## Direction
Give every line from the entries that contains "bastante".

----- Data listing

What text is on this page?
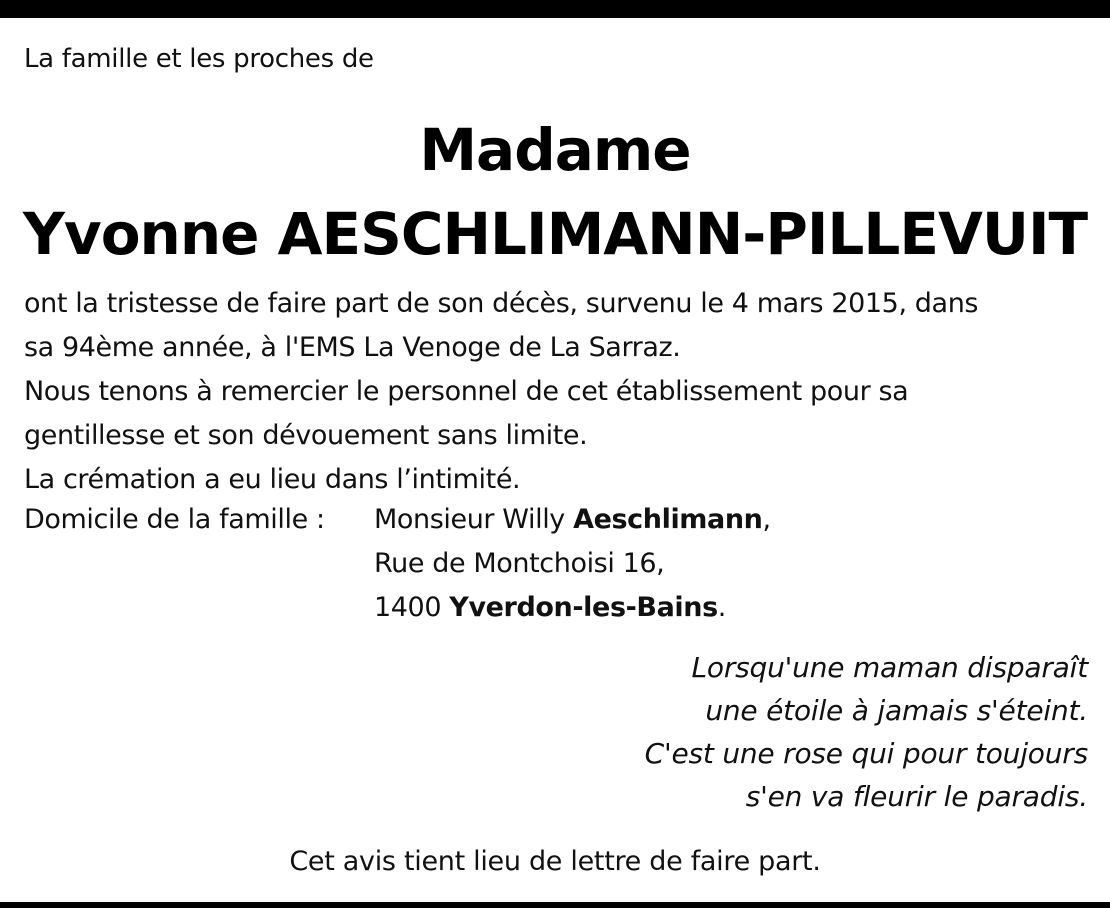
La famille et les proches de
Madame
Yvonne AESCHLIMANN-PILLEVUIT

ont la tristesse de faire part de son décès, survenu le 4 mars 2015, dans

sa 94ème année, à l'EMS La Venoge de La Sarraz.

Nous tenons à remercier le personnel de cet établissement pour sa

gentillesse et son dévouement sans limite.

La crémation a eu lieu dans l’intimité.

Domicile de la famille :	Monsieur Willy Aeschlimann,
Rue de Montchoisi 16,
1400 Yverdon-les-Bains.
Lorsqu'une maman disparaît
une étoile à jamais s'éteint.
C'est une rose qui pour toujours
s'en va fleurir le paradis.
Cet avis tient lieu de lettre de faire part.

----------
----- Data listing

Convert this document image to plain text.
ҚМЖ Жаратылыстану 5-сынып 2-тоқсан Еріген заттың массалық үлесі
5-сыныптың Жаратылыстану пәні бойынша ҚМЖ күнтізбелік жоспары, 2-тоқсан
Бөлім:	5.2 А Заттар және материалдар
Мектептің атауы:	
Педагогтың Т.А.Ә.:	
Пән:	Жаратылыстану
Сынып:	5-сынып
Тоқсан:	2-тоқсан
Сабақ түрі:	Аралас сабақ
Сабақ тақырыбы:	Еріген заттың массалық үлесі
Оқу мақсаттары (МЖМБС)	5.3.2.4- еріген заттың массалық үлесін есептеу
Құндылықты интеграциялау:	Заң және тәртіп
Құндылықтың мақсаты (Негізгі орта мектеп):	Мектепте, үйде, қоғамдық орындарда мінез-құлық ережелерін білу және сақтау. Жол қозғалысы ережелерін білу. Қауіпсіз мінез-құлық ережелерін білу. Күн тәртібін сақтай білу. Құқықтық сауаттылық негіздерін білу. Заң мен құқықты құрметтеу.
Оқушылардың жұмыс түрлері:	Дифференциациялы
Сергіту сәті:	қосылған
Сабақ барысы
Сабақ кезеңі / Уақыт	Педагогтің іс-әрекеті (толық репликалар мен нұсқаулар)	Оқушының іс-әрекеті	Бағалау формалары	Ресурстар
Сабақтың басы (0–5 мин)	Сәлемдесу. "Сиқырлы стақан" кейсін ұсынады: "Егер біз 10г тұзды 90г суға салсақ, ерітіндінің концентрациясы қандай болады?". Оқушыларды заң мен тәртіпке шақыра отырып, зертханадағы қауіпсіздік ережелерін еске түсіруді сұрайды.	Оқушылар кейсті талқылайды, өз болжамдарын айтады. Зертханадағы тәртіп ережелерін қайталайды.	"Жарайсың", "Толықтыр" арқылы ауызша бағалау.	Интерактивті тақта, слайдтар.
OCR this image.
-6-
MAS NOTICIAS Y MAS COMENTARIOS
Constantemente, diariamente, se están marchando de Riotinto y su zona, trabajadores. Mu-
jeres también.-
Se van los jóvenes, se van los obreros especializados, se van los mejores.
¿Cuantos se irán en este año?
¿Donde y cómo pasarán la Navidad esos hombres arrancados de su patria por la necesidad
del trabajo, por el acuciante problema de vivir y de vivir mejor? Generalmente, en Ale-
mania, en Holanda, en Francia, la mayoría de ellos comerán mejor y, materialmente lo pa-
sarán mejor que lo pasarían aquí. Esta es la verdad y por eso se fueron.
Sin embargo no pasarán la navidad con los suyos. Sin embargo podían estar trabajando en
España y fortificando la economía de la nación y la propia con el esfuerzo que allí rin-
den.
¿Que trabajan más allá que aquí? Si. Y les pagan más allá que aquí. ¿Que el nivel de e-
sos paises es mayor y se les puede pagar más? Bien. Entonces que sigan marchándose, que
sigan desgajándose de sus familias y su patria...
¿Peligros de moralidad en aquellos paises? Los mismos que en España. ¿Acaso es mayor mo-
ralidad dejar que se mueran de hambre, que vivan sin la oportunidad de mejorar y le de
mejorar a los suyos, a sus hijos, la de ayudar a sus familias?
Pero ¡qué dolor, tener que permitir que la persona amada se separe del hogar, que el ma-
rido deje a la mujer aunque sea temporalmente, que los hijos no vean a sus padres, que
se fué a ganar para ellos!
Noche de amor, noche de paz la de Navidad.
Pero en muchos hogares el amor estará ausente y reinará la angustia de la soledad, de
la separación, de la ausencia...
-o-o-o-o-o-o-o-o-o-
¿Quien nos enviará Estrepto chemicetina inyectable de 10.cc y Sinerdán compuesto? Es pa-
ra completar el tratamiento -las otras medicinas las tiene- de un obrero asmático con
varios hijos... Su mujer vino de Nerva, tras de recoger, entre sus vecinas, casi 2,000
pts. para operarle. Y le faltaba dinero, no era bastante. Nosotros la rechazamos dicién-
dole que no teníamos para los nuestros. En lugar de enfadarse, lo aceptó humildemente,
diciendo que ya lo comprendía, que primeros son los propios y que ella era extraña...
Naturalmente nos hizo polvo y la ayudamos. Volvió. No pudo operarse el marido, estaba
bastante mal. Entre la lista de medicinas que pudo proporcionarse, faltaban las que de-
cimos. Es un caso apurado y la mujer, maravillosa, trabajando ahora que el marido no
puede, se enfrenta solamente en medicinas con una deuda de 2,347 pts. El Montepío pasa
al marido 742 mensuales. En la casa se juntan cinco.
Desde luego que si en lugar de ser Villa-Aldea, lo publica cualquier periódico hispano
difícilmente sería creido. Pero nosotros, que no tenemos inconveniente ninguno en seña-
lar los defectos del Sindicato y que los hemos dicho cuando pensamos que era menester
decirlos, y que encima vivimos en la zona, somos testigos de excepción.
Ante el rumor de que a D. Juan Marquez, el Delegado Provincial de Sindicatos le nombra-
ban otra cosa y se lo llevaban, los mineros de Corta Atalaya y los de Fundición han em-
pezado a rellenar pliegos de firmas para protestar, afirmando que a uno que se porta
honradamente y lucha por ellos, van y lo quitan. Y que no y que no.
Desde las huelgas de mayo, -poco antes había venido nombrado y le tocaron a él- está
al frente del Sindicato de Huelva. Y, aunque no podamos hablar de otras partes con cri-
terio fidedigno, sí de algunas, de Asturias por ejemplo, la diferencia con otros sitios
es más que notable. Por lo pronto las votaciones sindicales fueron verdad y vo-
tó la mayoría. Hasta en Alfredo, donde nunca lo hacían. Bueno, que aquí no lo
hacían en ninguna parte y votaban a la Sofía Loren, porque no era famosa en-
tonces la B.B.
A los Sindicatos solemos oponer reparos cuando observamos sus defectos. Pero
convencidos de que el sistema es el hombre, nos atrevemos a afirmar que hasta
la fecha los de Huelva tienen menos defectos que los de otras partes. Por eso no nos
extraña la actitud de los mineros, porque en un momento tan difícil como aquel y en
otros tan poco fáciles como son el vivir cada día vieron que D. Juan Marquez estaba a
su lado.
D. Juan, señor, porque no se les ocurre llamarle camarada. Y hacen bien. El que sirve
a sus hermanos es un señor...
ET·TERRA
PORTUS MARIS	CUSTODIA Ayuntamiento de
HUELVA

----------

## Solution to this problem
pts. para operarle. Y le faltaba dinero, no era bastante. Nosotros la rechazamos dicién-
bastante mal. Entre la lista de medicinas que pudo proporcionarse, faltaban las que de-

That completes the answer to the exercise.